#### Required work:
From the listing below, pull out every line where the string "name" appears.

----- Data lines -----

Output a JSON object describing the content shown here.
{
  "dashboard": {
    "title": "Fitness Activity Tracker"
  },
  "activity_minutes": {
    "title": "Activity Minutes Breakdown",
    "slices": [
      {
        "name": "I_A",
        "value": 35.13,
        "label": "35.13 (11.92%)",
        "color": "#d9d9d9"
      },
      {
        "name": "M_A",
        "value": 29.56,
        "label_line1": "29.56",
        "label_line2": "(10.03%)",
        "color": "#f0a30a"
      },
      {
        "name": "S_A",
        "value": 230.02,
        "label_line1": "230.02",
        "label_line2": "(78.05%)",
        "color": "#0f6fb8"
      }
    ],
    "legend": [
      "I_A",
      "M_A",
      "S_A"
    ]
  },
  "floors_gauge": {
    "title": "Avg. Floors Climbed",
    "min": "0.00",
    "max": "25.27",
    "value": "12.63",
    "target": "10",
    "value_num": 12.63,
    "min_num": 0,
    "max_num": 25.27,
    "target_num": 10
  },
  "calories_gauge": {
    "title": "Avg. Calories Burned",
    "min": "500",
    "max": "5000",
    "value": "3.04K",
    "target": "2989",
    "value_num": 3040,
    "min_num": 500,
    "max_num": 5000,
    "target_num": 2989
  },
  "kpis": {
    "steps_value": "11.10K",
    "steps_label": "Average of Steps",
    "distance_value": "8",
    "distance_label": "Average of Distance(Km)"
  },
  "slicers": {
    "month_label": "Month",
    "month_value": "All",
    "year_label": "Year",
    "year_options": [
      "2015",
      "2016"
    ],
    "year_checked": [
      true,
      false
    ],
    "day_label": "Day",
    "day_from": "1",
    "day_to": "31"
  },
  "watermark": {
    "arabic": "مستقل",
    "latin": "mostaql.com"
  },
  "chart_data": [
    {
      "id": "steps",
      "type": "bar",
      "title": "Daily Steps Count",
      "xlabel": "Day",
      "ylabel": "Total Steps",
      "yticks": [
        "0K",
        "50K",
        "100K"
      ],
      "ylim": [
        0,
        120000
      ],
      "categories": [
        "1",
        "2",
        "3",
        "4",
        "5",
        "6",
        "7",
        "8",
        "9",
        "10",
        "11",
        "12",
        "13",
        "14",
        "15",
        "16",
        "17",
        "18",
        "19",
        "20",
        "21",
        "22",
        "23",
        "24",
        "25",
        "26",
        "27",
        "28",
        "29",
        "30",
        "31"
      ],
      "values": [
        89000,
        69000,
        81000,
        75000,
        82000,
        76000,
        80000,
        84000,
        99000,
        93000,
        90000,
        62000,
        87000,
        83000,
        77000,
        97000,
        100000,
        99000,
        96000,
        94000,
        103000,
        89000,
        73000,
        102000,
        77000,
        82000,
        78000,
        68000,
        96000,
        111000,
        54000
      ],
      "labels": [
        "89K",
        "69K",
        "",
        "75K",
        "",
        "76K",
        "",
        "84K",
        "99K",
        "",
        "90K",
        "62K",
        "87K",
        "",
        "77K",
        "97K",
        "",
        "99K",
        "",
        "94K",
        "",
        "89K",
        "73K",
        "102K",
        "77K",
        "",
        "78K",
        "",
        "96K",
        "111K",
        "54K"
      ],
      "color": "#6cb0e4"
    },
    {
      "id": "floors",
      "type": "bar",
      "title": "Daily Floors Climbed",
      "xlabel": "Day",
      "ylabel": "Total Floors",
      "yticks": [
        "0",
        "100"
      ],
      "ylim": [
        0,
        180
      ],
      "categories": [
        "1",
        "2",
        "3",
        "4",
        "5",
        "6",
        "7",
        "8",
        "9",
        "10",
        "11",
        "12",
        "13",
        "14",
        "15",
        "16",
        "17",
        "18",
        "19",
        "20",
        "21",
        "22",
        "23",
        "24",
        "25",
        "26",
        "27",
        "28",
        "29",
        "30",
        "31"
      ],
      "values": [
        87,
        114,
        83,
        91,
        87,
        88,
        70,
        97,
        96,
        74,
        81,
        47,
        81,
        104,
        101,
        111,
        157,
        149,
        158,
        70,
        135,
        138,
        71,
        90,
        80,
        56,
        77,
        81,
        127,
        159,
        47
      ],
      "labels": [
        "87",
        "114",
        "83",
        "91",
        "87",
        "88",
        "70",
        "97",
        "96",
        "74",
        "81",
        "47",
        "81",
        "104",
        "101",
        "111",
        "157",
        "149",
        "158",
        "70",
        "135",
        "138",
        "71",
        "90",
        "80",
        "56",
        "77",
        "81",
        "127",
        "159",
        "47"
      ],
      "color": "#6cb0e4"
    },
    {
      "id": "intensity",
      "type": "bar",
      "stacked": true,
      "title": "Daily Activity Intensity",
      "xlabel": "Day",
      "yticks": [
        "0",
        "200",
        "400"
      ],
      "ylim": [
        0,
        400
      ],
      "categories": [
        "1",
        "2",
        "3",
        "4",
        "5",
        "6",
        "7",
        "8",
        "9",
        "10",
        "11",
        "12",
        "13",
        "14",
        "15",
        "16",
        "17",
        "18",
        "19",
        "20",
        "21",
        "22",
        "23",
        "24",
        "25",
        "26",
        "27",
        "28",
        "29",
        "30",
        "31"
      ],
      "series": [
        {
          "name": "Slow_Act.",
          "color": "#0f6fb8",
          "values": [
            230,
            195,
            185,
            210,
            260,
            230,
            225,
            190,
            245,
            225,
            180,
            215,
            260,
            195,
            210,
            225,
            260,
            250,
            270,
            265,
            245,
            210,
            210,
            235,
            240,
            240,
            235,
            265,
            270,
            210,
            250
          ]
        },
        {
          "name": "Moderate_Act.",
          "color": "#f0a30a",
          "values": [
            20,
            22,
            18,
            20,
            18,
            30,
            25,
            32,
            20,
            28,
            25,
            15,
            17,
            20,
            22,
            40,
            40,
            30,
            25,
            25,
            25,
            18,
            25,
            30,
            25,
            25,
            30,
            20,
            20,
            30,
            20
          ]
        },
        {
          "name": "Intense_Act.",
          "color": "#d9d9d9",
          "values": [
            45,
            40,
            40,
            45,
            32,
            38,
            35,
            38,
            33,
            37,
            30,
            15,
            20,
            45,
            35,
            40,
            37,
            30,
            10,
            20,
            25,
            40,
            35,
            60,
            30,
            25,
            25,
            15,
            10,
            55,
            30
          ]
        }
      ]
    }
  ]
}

-----

#### Completed task:
        "name": "I_A",
        "name": "M_A",
        "name": "S_A",
          "name": "Slow_Act.",
          "name": "Moderate_Act.",
          "name": "Intense_Act.",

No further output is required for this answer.